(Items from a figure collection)
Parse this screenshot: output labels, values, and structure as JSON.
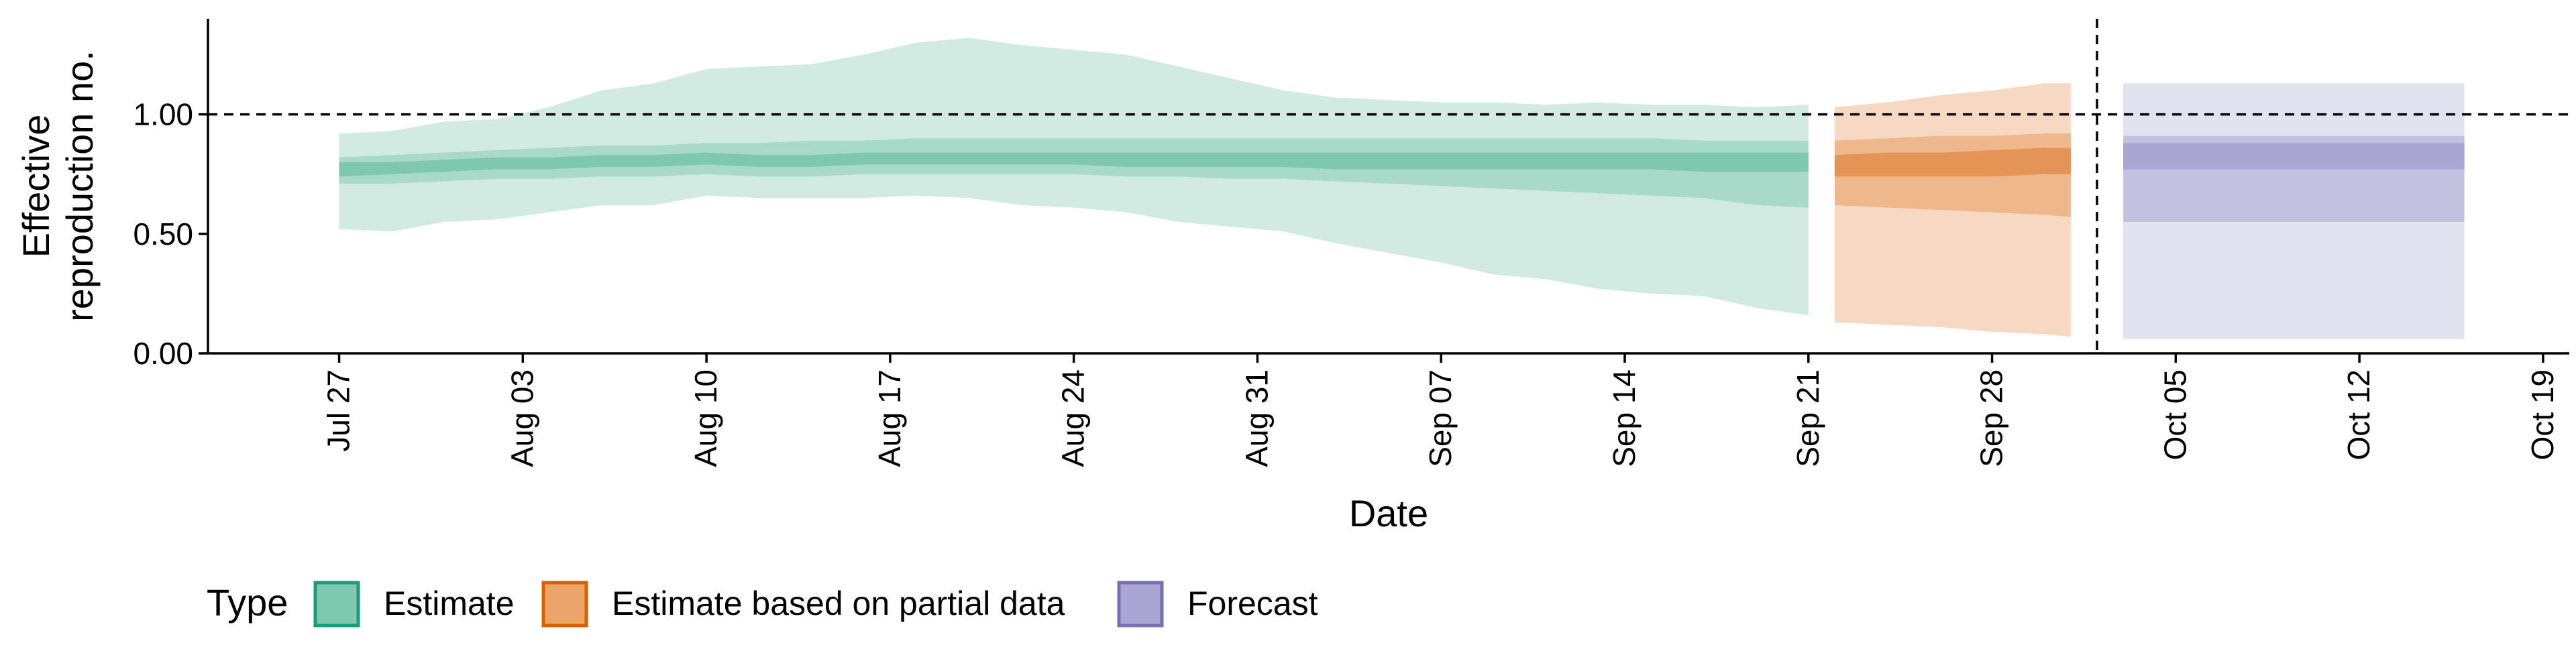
{
  "chart_data": {
    "type": "area",
    "xlabel": "Date",
    "ylabel_lines": [
      "Effective",
      "reproduction no."
    ],
    "ylim": [
      0,
      1.4
    ],
    "yticks": [
      {
        "value": 0.0,
        "label": "0.00"
      },
      {
        "value": 0.5,
        "label": "0.50"
      },
      {
        "value": 1.0,
        "label": "1.00"
      }
    ],
    "x_range": [
      "2020-07-22",
      "2020-10-20"
    ],
    "xticks": [
      {
        "date": "2020-07-27",
        "label": "Jul 27"
      },
      {
        "date": "2020-08-03",
        "label": "Aug 03"
      },
      {
        "date": "2020-08-10",
        "label": "Aug 10"
      },
      {
        "date": "2020-08-17",
        "label": "Aug 17"
      },
      {
        "date": "2020-08-24",
        "label": "Aug 24"
      },
      {
        "date": "2020-08-31",
        "label": "Aug 31"
      },
      {
        "date": "2020-09-07",
        "label": "Sep 07"
      },
      {
        "date": "2020-09-14",
        "label": "Sep 14"
      },
      {
        "date": "2020-09-21",
        "label": "Sep 21"
      },
      {
        "date": "2020-09-28",
        "label": "Sep 28"
      },
      {
        "date": "2020-10-05",
        "label": "Oct 05"
      },
      {
        "date": "2020-10-12",
        "label": "Oct 12"
      },
      {
        "date": "2020-10-19",
        "label": "Oct 19"
      }
    ],
    "reference_line_y": 1.0,
    "forecast_start": "2020-10-02",
    "grid": false,
    "legend": {
      "title": "Type",
      "position": "bottom-left",
      "items": [
        {
          "label": "Estimate",
          "fill": "#7ec8b0",
          "stroke": "#1b9e77"
        },
        {
          "label": "Estimate based on partial data",
          "fill": "#eba46a",
          "stroke": "#d95f02"
        },
        {
          "label": "Forecast",
          "fill": "#aaa5d3",
          "stroke": "#7570b3"
        }
      ]
    },
    "series": [
      {
        "name": "Estimate",
        "colors": {
          "outer": "#d1ebe2",
          "mid": "#a9d9c9",
          "inner": "#7ec8b0"
        },
        "dates": [
          "2020-07-27",
          "2020-07-29",
          "2020-07-31",
          "2020-08-02",
          "2020-08-04",
          "2020-08-06",
          "2020-08-08",
          "2020-08-10",
          "2020-08-12",
          "2020-08-14",
          "2020-08-16",
          "2020-08-18",
          "2020-08-20",
          "2020-08-22",
          "2020-08-24",
          "2020-08-26",
          "2020-08-28",
          "2020-08-30",
          "2020-09-01",
          "2020-09-03",
          "2020-09-05",
          "2020-09-07",
          "2020-09-09",
          "2020-09-11",
          "2020-09-13",
          "2020-09-15",
          "2020-09-17",
          "2020-09-19",
          "2020-09-21"
        ],
        "lower90": [
          0.52,
          0.51,
          0.55,
          0.56,
          0.59,
          0.62,
          0.62,
          0.66,
          0.65,
          0.65,
          0.65,
          0.66,
          0.65,
          0.62,
          0.61,
          0.59,
          0.55,
          0.53,
          0.51,
          0.46,
          0.42,
          0.38,
          0.33,
          0.31,
          0.27,
          0.25,
          0.24,
          0.19,
          0.16
        ],
        "upper90": [
          0.92,
          0.93,
          0.97,
          0.98,
          1.03,
          1.1,
          1.13,
          1.19,
          1.2,
          1.21,
          1.25,
          1.3,
          1.32,
          1.29,
          1.27,
          1.25,
          1.2,
          1.15,
          1.1,
          1.07,
          1.06,
          1.05,
          1.05,
          1.04,
          1.05,
          1.04,
          1.04,
          1.03,
          1.04
        ],
        "lower50": [
          0.71,
          0.71,
          0.72,
          0.73,
          0.73,
          0.74,
          0.74,
          0.75,
          0.74,
          0.74,
          0.75,
          0.75,
          0.75,
          0.75,
          0.75,
          0.74,
          0.74,
          0.73,
          0.73,
          0.72,
          0.71,
          0.7,
          0.69,
          0.68,
          0.67,
          0.66,
          0.65,
          0.62,
          0.61
        ],
        "upper50": [
          0.82,
          0.83,
          0.84,
          0.85,
          0.86,
          0.87,
          0.87,
          0.88,
          0.88,
          0.89,
          0.89,
          0.9,
          0.9,
          0.9,
          0.9,
          0.9,
          0.9,
          0.9,
          0.9,
          0.9,
          0.9,
          0.9,
          0.9,
          0.9,
          0.9,
          0.9,
          0.89,
          0.89,
          0.89
        ],
        "lower20": [
          0.74,
          0.75,
          0.76,
          0.77,
          0.77,
          0.78,
          0.78,
          0.79,
          0.78,
          0.78,
          0.79,
          0.79,
          0.79,
          0.79,
          0.79,
          0.78,
          0.78,
          0.78,
          0.78,
          0.77,
          0.77,
          0.77,
          0.77,
          0.77,
          0.77,
          0.77,
          0.76,
          0.76,
          0.76
        ],
        "upper20": [
          0.8,
          0.8,
          0.81,
          0.82,
          0.82,
          0.83,
          0.83,
          0.84,
          0.83,
          0.83,
          0.84,
          0.84,
          0.84,
          0.84,
          0.84,
          0.84,
          0.84,
          0.84,
          0.84,
          0.84,
          0.84,
          0.84,
          0.84,
          0.84,
          0.84,
          0.84,
          0.84,
          0.84,
          0.84
        ]
      },
      {
        "name": "Estimate based on partial data",
        "colors": {
          "outer": "#f7d9c3",
          "mid": "#efb88c",
          "inner": "#e49457"
        },
        "dates": [
          "2020-09-22",
          "2020-09-24",
          "2020-09-26",
          "2020-09-28",
          "2020-09-30",
          "2020-10-01"
        ],
        "lower90": [
          0.13,
          0.12,
          0.11,
          0.09,
          0.08,
          0.07
        ],
        "upper90": [
          1.03,
          1.05,
          1.08,
          1.1,
          1.13,
          1.13
        ],
        "lower50": [
          0.62,
          0.61,
          0.6,
          0.59,
          0.58,
          0.57
        ],
        "upper50": [
          0.89,
          0.9,
          0.91,
          0.91,
          0.92,
          0.92
        ],
        "lower20": [
          0.74,
          0.74,
          0.74,
          0.74,
          0.75,
          0.75
        ],
        "upper20": [
          0.83,
          0.84,
          0.84,
          0.85,
          0.86,
          0.86
        ]
      },
      {
        "name": "Forecast",
        "colors": {
          "outer": "#e3e2f0",
          "mid": "#c3c0e0",
          "inner": "#aaa5d3"
        },
        "dates": [
          "2020-10-03",
          "2020-10-16"
        ],
        "lower90": [
          0.06,
          0.06
        ],
        "upper90": [
          1.13,
          1.13
        ],
        "lower50": [
          0.55,
          0.55
        ],
        "upper50": [
          0.91,
          0.91
        ],
        "lower20": [
          0.77,
          0.77
        ],
        "upper20": [
          0.88,
          0.88
        ]
      }
    ]
  }
}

- INSTRUCTIONS FOR THE TASK -
Identify every line holding the word "inner" and copy it out.

- FULL ANSWER -
          "inner": "#7ec8b0"
          "inner": "#e49457"
          "inner": "#aaa5d3"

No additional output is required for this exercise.